Goal of the exercise: Present the rows as a Markdown table with the columns Number and Line. Begin at the row that contains "fib-label: 23.60% 1.22791 — [28, 73, 87, 82]", stop after the row that contains "candle-body — [274, 153, 286, 165]", and leave out any blank rows.

-------- Extracted entries

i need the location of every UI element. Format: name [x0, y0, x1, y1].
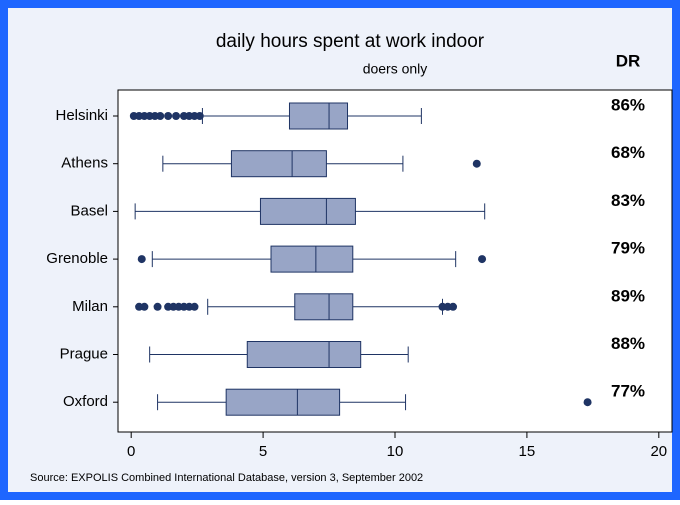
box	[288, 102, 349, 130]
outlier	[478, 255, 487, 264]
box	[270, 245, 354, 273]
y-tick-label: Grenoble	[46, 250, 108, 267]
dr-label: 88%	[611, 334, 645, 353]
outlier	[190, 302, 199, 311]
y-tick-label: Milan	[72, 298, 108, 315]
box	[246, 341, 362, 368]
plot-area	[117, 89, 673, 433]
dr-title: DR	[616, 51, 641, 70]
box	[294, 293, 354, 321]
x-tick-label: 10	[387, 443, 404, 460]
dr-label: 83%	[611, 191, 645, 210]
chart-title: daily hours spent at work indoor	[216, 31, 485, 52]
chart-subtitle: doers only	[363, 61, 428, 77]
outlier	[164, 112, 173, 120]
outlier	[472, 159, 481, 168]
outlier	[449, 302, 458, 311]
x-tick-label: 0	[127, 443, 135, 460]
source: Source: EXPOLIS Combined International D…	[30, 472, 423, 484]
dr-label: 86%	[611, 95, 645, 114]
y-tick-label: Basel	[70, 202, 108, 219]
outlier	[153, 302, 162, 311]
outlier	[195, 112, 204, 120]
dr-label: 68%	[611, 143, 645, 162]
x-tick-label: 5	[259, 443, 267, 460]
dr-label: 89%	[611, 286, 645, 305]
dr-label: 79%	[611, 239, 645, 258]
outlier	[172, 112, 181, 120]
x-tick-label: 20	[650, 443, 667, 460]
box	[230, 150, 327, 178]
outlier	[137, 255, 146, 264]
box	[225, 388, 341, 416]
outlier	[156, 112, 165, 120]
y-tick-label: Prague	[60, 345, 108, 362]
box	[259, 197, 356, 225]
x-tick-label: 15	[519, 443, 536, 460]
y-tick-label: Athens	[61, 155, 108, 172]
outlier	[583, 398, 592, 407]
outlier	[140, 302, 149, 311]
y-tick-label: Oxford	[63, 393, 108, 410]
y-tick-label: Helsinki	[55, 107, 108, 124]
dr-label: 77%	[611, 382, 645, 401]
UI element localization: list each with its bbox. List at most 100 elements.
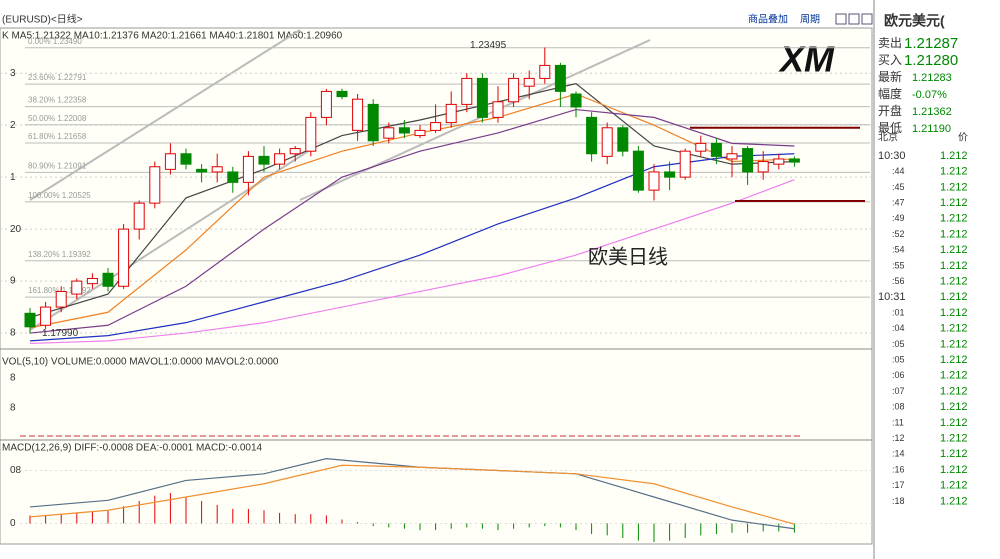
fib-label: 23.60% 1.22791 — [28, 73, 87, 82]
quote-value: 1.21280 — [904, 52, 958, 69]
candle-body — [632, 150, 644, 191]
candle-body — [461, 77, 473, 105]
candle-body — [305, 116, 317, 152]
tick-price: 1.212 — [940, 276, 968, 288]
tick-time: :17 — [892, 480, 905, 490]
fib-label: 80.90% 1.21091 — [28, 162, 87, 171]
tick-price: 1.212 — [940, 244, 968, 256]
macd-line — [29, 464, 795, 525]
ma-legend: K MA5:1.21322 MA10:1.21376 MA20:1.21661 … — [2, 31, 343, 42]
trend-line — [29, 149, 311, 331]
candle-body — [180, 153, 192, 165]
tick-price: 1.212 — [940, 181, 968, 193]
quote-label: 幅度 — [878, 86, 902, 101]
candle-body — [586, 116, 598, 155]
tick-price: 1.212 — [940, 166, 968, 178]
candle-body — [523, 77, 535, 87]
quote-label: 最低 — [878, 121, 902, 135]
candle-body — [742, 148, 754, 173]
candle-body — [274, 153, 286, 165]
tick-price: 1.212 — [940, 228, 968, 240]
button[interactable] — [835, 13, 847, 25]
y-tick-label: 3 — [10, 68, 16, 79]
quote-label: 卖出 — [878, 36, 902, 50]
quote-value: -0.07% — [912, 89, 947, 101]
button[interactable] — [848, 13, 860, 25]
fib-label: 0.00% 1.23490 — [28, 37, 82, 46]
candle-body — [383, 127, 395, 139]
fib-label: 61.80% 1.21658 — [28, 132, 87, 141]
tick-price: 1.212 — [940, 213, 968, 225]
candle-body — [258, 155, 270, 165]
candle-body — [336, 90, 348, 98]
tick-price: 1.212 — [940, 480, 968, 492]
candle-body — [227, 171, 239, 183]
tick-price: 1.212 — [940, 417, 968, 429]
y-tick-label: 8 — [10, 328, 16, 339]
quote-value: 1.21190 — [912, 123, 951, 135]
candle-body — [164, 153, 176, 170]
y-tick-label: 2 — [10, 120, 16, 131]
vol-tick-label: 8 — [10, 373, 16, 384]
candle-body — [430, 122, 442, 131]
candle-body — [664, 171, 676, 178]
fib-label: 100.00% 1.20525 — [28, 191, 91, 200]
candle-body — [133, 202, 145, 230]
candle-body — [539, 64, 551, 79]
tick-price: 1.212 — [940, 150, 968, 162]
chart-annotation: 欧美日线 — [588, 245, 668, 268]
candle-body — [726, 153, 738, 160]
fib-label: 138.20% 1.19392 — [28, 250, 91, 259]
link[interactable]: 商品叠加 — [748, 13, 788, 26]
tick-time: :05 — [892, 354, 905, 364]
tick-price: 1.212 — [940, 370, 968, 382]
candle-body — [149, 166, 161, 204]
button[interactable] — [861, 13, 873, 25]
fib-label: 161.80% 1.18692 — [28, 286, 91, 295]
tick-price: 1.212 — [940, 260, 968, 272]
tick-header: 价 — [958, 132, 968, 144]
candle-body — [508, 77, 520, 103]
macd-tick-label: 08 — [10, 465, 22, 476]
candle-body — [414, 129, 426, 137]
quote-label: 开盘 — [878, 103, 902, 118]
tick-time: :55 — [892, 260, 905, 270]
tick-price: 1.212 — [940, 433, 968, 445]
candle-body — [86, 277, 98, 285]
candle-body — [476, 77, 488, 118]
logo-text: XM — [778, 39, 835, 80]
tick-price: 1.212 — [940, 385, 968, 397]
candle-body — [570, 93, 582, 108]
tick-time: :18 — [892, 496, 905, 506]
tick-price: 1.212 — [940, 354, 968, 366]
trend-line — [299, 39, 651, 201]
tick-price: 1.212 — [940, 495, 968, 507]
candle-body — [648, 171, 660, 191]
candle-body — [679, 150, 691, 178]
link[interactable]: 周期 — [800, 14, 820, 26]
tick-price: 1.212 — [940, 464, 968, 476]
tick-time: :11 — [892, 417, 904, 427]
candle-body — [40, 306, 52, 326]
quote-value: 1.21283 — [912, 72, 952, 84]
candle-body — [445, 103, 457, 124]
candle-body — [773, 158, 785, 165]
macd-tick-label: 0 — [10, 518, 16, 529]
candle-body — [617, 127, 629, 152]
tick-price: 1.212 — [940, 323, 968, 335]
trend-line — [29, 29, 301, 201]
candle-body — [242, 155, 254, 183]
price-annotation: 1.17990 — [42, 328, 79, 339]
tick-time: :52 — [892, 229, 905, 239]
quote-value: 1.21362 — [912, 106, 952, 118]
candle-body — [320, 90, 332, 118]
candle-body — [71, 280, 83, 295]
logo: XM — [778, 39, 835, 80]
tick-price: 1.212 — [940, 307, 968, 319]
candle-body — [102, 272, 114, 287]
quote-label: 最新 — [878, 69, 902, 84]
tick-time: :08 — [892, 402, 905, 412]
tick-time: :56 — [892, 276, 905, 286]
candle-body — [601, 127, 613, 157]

----------------
-------- Extracted entries

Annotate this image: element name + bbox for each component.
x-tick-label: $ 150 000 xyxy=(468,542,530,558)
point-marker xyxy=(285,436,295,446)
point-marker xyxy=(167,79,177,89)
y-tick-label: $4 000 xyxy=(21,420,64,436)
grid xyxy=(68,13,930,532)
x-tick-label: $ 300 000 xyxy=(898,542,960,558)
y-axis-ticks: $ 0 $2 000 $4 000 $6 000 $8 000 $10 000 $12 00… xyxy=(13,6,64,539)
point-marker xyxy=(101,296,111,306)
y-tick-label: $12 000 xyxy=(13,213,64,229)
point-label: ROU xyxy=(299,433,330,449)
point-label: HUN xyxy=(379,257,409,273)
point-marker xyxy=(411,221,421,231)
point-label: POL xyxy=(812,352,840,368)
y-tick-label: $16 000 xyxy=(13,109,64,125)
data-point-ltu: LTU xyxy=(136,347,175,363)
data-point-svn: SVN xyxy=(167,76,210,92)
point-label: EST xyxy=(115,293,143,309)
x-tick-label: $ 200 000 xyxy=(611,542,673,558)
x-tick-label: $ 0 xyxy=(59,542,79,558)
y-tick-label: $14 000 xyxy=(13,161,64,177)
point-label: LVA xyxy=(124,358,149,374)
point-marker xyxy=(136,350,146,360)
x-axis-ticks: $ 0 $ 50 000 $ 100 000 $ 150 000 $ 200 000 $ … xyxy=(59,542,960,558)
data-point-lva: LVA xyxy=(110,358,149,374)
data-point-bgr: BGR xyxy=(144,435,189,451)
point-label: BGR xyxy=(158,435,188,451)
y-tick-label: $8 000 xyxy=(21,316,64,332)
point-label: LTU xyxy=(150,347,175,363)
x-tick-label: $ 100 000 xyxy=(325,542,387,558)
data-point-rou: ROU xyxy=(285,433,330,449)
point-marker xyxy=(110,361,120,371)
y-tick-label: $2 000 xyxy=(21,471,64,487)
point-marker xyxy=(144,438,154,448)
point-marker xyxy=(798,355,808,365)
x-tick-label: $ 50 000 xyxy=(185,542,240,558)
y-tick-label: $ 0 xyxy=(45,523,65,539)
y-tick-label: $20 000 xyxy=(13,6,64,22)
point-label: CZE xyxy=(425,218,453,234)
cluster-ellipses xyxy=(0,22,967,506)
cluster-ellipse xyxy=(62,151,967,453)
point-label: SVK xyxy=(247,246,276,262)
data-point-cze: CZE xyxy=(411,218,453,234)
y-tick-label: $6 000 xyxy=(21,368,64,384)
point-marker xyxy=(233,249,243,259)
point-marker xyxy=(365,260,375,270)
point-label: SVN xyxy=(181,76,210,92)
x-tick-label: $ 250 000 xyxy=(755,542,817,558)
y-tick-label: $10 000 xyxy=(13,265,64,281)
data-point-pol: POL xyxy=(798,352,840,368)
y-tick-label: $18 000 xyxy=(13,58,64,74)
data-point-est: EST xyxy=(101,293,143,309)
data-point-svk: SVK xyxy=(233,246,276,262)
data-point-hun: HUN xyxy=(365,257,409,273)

----------------
-------- Extracted entries

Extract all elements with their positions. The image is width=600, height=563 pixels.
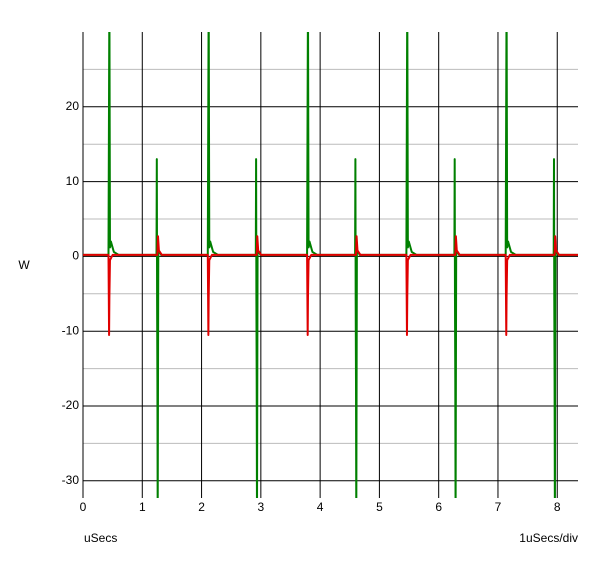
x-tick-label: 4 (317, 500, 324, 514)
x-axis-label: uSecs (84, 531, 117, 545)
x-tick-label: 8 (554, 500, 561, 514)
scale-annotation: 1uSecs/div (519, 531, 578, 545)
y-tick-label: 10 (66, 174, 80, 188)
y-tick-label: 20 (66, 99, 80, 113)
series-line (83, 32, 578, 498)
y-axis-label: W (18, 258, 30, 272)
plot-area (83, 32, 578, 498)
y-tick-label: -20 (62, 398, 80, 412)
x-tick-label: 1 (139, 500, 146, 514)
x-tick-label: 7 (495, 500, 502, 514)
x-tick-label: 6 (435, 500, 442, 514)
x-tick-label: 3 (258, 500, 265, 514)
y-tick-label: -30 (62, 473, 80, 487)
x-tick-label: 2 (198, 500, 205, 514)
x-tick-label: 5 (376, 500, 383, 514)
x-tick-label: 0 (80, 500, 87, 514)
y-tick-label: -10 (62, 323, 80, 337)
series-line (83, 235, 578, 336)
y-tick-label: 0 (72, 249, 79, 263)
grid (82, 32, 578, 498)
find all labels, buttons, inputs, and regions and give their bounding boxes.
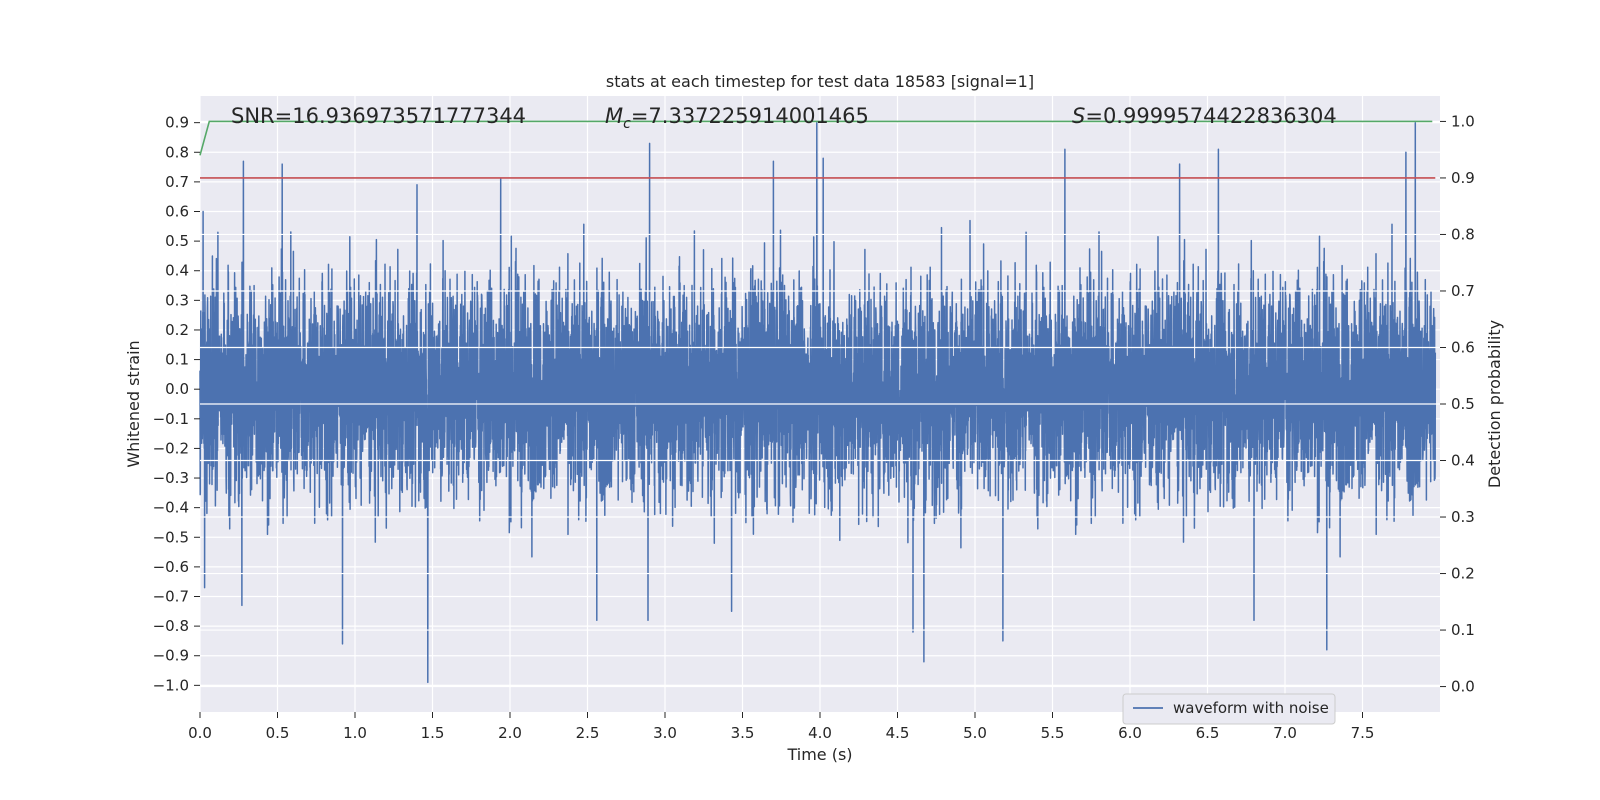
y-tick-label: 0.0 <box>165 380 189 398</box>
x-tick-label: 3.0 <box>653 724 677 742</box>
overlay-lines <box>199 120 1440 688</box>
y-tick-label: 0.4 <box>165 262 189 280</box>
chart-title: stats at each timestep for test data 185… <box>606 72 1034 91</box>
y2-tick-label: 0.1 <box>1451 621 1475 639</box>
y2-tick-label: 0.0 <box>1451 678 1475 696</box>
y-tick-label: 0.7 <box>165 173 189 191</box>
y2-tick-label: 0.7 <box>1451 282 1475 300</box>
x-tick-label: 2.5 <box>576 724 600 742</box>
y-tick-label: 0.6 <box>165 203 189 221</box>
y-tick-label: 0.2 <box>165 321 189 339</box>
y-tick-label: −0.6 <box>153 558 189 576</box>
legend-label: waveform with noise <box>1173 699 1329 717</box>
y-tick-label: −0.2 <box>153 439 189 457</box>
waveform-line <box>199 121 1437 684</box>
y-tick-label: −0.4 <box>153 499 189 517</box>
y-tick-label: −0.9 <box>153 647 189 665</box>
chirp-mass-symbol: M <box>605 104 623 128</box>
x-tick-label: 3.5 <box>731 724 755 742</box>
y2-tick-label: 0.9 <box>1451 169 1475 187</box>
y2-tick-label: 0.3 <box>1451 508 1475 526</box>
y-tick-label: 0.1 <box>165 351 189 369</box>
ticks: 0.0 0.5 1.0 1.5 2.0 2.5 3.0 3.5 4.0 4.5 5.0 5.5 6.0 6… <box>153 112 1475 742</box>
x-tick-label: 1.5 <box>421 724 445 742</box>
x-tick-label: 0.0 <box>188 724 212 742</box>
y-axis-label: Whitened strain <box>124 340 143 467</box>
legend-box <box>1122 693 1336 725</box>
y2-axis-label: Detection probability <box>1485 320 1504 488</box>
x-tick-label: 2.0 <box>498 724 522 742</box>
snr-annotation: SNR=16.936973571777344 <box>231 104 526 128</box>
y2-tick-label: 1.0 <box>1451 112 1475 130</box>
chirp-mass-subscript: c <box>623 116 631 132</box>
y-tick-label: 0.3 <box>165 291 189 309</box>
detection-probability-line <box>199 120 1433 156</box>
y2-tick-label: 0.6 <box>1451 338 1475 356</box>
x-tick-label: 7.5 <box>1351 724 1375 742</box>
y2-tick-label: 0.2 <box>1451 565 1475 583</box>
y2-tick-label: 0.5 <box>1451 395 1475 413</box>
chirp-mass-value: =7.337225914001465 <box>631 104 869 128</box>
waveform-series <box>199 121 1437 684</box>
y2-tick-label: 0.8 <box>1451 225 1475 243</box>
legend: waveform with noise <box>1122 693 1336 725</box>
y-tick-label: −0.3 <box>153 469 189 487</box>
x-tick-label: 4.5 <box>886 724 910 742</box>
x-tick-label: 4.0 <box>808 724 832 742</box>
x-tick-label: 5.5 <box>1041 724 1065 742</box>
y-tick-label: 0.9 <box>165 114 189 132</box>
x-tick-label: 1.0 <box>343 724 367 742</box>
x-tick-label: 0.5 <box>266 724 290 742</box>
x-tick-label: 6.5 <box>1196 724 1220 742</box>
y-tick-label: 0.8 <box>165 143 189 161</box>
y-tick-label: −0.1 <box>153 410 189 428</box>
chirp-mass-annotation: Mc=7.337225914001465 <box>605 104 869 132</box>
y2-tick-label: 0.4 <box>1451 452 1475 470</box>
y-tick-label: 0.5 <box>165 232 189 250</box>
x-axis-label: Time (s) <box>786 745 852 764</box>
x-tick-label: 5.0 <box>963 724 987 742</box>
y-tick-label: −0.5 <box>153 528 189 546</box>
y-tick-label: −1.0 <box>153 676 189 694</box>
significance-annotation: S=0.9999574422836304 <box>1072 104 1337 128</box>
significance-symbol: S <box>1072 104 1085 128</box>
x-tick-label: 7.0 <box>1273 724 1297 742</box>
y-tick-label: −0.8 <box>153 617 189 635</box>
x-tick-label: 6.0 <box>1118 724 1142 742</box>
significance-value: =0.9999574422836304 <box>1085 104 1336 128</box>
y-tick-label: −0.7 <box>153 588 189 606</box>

----------------

Correct output:
| Number | Line |
|---|---|
| 1 | fib-label: 23.60% 1.22791 — [28, 73, 87, 82] |
| 2 | quote-value: 1.21280 — [904, 52, 958, 69] |
| 3 | candle-body — [632, 150, 644, 191] |
| 4 | candle-body — [461, 77, 473, 105] |
| 5 | candle-body — [305, 116, 317, 152] |
| 6 | tick-price: 1.212 — [940, 276, 968, 288] |
| 7 | tick-time: :17 — [892, 480, 905, 490] |
| 8 | fib-label: 80.90% 1.21091 — [28, 162, 87, 171] |
| 9 | tick-price: 1.212 — [940, 244, 968, 256] |
| 10 | macd-line — [29, 464, 795, 525] |
| 11 | ma-legend: K MA5:1.21322 MA10:1.21376 MA20:1.21661 … — [2, 31, 343, 42] |
| 12 | trend-line — [29, 149, 311, 331] |
| 13 | candle-body — [180, 153, 192, 165] |
| 14 | tick-price: 1.212 — [940, 181, 968, 193] |
| 15 | quote-label: 幅度 — [878, 86, 902, 101] |
| 16 | candle-body — [586, 116, 598, 155] |
| 17 | tick-price: 1.212 — [940, 166, 968, 178] |
| 18 | candle-body — [523, 77, 535, 87] |
| 19 | quote-label: 最低 — [878, 121, 902, 135] |
| 20 | candle-body — [742, 148, 754, 173] |
| 21 | candle-body — [274, 153, 286, 165] |